## WHAT IS BEING ASKED
Below is a block of records. Copy every line in it that contains the word "color".

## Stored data
-------

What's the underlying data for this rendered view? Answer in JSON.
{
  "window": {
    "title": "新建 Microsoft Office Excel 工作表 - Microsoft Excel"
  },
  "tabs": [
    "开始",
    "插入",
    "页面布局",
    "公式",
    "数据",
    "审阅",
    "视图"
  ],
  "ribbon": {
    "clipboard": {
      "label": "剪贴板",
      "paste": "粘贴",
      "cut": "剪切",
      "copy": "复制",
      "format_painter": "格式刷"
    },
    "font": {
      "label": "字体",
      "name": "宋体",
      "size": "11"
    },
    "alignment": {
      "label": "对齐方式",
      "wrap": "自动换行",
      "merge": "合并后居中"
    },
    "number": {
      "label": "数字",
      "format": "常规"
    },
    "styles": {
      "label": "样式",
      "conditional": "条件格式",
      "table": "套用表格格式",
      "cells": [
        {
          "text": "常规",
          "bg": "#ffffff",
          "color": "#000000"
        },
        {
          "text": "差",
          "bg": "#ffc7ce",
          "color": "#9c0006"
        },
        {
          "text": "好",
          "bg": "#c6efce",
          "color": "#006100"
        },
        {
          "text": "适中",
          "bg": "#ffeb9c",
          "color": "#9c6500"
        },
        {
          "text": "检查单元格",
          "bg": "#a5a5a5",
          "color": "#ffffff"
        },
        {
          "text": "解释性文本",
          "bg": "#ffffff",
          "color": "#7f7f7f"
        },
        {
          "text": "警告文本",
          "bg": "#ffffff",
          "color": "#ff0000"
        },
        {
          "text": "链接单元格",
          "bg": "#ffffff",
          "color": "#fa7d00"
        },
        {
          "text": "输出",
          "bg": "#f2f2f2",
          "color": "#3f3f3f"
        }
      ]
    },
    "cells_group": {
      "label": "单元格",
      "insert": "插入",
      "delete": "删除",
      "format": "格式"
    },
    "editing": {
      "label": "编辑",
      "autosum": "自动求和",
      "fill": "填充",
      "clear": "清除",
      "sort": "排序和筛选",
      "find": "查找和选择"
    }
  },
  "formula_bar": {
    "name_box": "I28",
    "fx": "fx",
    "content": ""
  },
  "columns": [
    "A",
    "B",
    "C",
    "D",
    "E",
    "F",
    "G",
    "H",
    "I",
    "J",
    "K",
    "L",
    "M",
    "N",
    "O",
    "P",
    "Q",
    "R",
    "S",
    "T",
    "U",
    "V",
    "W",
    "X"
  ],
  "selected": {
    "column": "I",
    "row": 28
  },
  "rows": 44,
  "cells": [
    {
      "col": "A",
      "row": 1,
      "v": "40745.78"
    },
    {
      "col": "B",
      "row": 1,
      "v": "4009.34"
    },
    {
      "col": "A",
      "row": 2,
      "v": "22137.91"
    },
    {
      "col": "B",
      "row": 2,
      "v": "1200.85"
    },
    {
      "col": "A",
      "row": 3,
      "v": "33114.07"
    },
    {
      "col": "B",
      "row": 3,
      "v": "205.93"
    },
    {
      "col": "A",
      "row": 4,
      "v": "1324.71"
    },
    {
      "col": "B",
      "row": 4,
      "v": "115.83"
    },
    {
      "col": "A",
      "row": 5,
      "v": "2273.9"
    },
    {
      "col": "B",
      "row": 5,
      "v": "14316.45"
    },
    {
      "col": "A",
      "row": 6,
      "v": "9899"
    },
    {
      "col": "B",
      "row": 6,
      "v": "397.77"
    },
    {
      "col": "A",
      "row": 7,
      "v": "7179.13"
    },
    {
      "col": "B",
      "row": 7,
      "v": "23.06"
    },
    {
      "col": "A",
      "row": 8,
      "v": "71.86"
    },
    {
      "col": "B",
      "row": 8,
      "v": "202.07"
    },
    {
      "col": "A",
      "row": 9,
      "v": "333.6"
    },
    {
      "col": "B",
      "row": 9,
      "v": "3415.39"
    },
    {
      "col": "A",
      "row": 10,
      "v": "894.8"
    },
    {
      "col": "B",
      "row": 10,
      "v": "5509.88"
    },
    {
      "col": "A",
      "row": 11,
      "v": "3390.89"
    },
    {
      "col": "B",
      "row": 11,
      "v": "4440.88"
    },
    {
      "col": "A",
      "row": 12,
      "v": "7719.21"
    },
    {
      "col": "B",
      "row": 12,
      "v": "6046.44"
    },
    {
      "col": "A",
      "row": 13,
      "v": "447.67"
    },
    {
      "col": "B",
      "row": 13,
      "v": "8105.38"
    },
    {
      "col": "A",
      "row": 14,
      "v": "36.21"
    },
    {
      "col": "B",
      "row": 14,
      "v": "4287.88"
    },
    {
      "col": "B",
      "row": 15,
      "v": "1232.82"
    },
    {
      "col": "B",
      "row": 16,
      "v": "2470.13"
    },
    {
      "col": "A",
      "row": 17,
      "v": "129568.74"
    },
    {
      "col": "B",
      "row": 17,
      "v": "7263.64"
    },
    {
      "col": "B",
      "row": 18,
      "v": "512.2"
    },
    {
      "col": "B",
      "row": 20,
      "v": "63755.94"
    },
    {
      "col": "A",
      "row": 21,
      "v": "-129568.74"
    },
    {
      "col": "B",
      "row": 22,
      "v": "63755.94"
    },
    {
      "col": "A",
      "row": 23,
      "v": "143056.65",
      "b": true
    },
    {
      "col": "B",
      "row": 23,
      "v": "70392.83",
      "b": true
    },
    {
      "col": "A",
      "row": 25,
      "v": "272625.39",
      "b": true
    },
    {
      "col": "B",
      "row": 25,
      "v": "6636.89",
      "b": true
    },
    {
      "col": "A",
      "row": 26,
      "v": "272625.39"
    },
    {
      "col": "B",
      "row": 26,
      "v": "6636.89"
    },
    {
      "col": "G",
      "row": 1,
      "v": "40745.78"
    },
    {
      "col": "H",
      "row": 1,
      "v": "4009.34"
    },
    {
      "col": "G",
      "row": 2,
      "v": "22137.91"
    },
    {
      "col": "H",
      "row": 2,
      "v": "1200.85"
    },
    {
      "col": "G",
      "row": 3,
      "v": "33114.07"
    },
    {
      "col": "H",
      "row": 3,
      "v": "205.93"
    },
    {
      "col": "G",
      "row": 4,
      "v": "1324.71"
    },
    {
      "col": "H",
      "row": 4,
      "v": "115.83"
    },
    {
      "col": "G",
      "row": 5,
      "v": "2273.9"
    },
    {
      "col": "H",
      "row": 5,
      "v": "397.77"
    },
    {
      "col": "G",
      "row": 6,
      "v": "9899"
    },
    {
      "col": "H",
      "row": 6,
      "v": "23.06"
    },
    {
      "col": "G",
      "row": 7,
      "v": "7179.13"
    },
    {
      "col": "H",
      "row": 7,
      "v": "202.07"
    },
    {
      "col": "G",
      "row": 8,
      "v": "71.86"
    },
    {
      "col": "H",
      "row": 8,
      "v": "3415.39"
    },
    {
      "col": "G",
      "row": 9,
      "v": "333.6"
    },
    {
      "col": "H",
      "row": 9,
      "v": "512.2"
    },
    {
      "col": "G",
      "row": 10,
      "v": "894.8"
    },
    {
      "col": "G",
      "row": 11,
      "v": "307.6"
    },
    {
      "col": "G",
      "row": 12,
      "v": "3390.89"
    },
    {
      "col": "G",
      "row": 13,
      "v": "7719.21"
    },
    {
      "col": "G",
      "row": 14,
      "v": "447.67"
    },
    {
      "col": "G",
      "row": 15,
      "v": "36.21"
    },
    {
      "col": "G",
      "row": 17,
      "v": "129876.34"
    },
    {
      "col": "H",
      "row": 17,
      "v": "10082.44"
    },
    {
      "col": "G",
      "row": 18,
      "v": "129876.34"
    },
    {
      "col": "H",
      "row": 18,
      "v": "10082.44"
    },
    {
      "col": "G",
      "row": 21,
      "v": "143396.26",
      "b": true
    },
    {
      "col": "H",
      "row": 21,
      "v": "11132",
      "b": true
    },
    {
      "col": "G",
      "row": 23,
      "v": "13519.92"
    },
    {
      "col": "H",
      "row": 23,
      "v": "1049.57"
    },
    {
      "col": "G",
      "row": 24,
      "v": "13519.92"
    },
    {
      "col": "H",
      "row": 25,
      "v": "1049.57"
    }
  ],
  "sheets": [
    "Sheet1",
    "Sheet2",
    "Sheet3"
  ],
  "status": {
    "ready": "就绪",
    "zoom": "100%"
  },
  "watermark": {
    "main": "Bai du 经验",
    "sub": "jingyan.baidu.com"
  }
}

-------

## TASK RESPONSE
          "color": "#000000"
          "color": "#9c0006"
          "color": "#006100"
          "color": "#9c6500"
          "color": "#ffffff"
          "color": "#7f7f7f"
          "color": "#ff0000"
          "color": "#fa7d00"
          "color": "#3f3f3f"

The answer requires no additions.